(Stored data)
○ ○ ○ ○ ○

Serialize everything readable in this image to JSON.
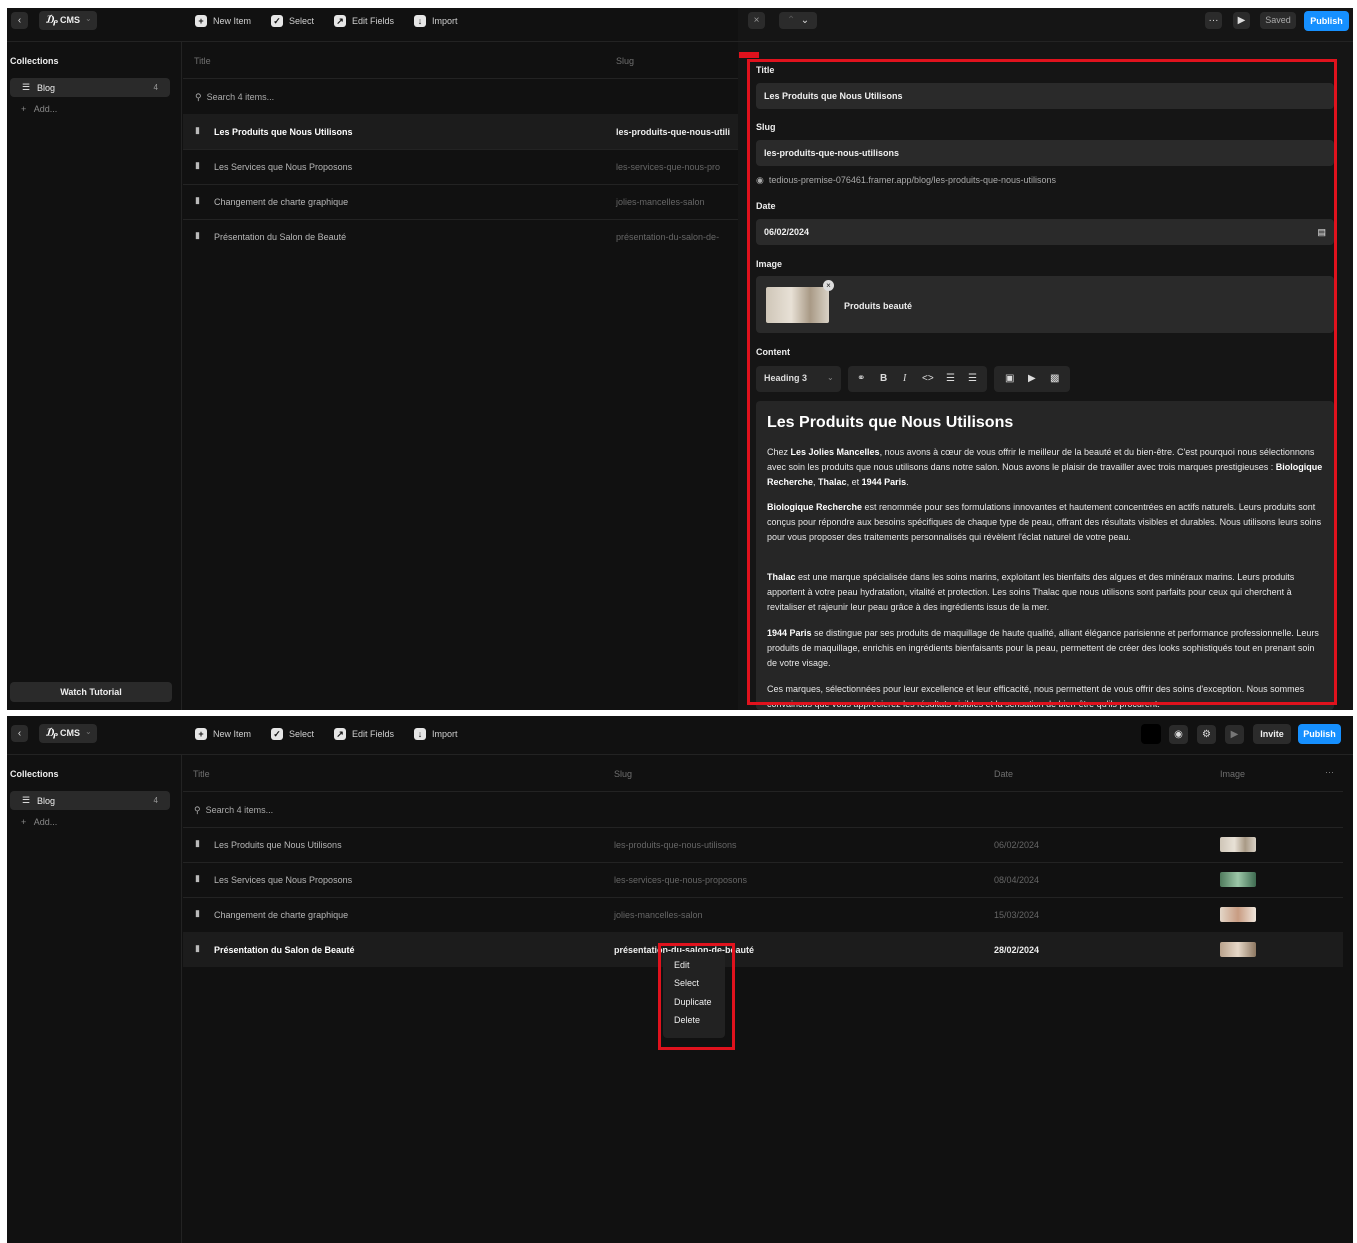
{
  "app": {
    "cms_label": "CMS",
    "toolbar": {
      "new_item": "New Item",
      "select": "Select",
      "edit_fields": "Edit Fields",
      "import": "Import"
    },
    "sidebar": {
      "collections_title": "Collections",
      "collection_name": "Blog",
      "collection_count": "4",
      "add_label": "Add...",
      "watch_tutorial": "Watch Tutorial"
    },
    "columns": {
      "title": "Title",
      "slug": "Slug",
      "date": "Date",
      "image": "Image"
    },
    "search_placeholder": "Search 4 items...",
    "more": "···"
  },
  "items": [
    {
      "title": "Les Produits que Nous Utilisons",
      "slug": "les-produits-que-nous-utilisons",
      "slug_short": "les-produits-que-nous-utili",
      "date": "06/02/2024"
    },
    {
      "title": "Les Services que Nous Proposons",
      "slug": "les-services-que-nous-proposons",
      "slug_short": "les-services-que-nous-pro",
      "date": "08/04/2024"
    },
    {
      "title": "Changement de charte graphique",
      "slug": "jolies-mancelles-salon",
      "slug_short": "jolies-mancelles-salon",
      "date": "15/03/2024"
    },
    {
      "title": "Présentation du Salon de Beauté",
      "slug": "présentation-du-salon-de-beauté",
      "slug_short": "présentation-du-salon-de-",
      "date": "28/02/2024"
    }
  ],
  "editor": {
    "saved": "Saved",
    "publish": "Publish",
    "title_label": "Title",
    "title_value": "Les Produits que Nous Utilisons",
    "slug_label": "Slug",
    "slug_value": "les-produits-que-nous-utilisons",
    "url": "tedious-premise-076461.framer.app/blog/les-produits-que-nous-utilisons",
    "date_label": "Date",
    "date_value": "06/02/2024",
    "image_label": "Image",
    "image_name": "Produits beauté",
    "content_label": "Content",
    "block_type": "Heading 3",
    "heading": "Les Produits que Nous Utilisons",
    "p1": [
      "Chez ",
      "Les Jolies Mancelles",
      ", nous avons à cœur de vous offrir le meilleur de la beauté et du bien-être. C'est pourquoi nous sélectionnons avec soin les produits que nous utilisons dans notre salon. Nous avons le plaisir de travailler avec trois marques prestigieuses : ",
      "Biologique Recherche",
      ", ",
      "Thalac",
      ", et ",
      "1944 Paris",
      "."
    ],
    "p2": [
      "Biologique Recherche",
      " est renommée pour ses formulations innovantes et hautement concentrées en actifs naturels. Leurs produits sont conçus pour répondre aux besoins spécifiques de chaque type de peau, offrant des résultats visibles et durables. Nous utilisons leurs soins pour vous proposer des traitements personnalisés qui révèlent l'éclat naturel de votre peau."
    ],
    "p3": [
      "Thalac",
      " est une marque spécialisée dans les soins marins, exploitant les bienfaits des algues et des minéraux marins. Leurs produits apportent à votre peau hydratation, vitalité et protection. Les soins Thalac que nous utilisons sont parfaits pour ceux qui cherchent à revitaliser et rajeunir leur peau grâce à des ingrédients issus de la mer."
    ],
    "p4": [
      "1944 Paris",
      " se distingue par ses produits de maquillage de haute qualité, alliant élégance parisienne et performance professionnelle. Leurs produits de maquillage, enrichis en ingrédients bienfaisants pour la peau, permettent de créer des looks sophistiqués tout en prenant soin de votre visage."
    ],
    "p5": "Ces marques, sélectionnées pour leur excellence et leur efficacité, nous permettent de vous offrir des soins d'exception. Nous sommes convaincus que vous apprécierez les résultats visibles et la sensation de bien-être qu'ils procurent."
  },
  "bottom": {
    "invite": "Invite",
    "publish": "Publish"
  },
  "context_menu": [
    "Edit",
    "Select",
    "Duplicate",
    "Delete"
  ],
  "colors": {
    "highlight": "#e0121d",
    "accent": "#1690ff",
    "background": "#111111"
  }
}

○ ○ ○ ○ ○

* TASK INSTRUCTIONS *
Your task is to transcribe all of the records precisely, with no images included.

* THE RESULT *
Serialize everything readable in this image to JSON.
{
  "app": {
    "cms_label": "CMS",
    "toolbar": {
      "new_item": "New Item",
      "select": "Select",
      "edit_fields": "Edit Fields",
      "import": "Import"
    },
    "sidebar": {
      "collections_title": "Collections",
      "collection_name": "Blog",
      "collection_count": "4",
      "add_label": "Add...",
      "watch_tutorial": "Watch Tutorial"
    },
    "columns": {
      "title": "Title",
      "slug": "Slug",
      "date": "Date",
      "image": "Image"
    },
    "search_placeholder": "Search 4 items...",
    "more": "···"
  },
  "items": [
    {
      "title": "Les Produits que Nous Utilisons",
      "slug": "les-produits-que-nous-utilisons",
      "slug_short": "les-produits-que-nous-utili",
      "date": "06/02/2024"
    },
    {
      "title": "Les Services que Nous Proposons",
      "slug": "les-services-que-nous-proposons",
      "slug_short": "les-services-que-nous-pro",
      "date": "08/04/2024"
    },
    {
      "title": "Changement de charte graphique",
      "slug": "jolies-mancelles-salon",
      "slug_short": "jolies-mancelles-salon",
      "date": "15/03/2024"
    },
    {
      "title": "Présentation du Salon de Beauté",
      "slug": "présentation-du-salon-de-beauté",
      "slug_short": "présentation-du-salon-de-",
      "date": "28/02/2024"
    }
  ],
  "editor": {
    "saved": "Saved",
    "publish": "Publish",
    "title_label": "Title",
    "title_value": "Les Produits que Nous Utilisons",
    "slug_label": "Slug",
    "slug_value": "les-produits-que-nous-utilisons",
    "url": "tedious-premise-076461.framer.app/blog/les-produits-que-nous-utilisons",
    "date_label": "Date",
    "date_value": "06/02/2024",
    "image_label": "Image",
    "image_name": "Produits beauté",
    "content_label": "Content",
    "block_type": "Heading 3",
    "heading": "Les Produits que Nous Utilisons",
    "p1": [
      "Chez ",
      "Les Jolies Mancelles",
      ", nous avons à cœur de vous offrir le meilleur de la beauté et du bien-être. C'est pourquoi nous sélectionnons avec soin les produits que nous utilisons dans notre salon. Nous avons le plaisir de travailler avec trois marques prestigieuses : ",
      "Biologique Recherche",
      ", ",
      "Thalac",
      ", et ",
      "1944 Paris",
      "."
    ],
    "p2": [
      "Biologique Recherche",
      " est renommée pour ses formulations innovantes et hautement concentrées en actifs naturels. Leurs produits sont conçus pour répondre aux besoins spécifiques de chaque type de peau, offrant des résultats visibles et durables. Nous utilisons leurs soins pour vous proposer des traitements personnalisés qui révèlent l'éclat naturel de votre peau."
    ],
    "p3": [
      "Thalac",
      " est une marque spécialisée dans les soins marins, exploitant les bienfaits des algues et des minéraux marins. Leurs produits apportent à votre peau hydratation, vitalité et protection. Les soins Thalac que nous utilisons sont parfaits pour ceux qui cherchent à revitaliser et rajeunir leur peau grâce à des ingrédients issus de la mer."
    ],
    "p4": [
      "1944 Paris",
      " se distingue par ses produits de maquillage de haute qualité, alliant élégance parisienne et performance professionnelle. Leurs produits de maquillage, enrichis en ingrédients bienfaisants pour la peau, permettent de créer des looks sophistiqués tout en prenant soin de votre visage."
    ],
    "p5": "Ces marques, sélectionnées pour leur excellence et leur efficacité, nous permettent de vous offrir des soins d'exception. Nous sommes convaincus que vous apprécierez les résultats visibles et la sensation de bien-être qu'ils procurent."
  },
  "bottom": {
    "invite": "Invite",
    "publish": "Publish"
  },
  "context_menu": [
    "Edit",
    "Select",
    "Duplicate",
    "Delete"
  ],
  "colors": {
    "highlight": "#e0121d",
    "accent": "#1690ff",
    "background": "#111111"
  }
}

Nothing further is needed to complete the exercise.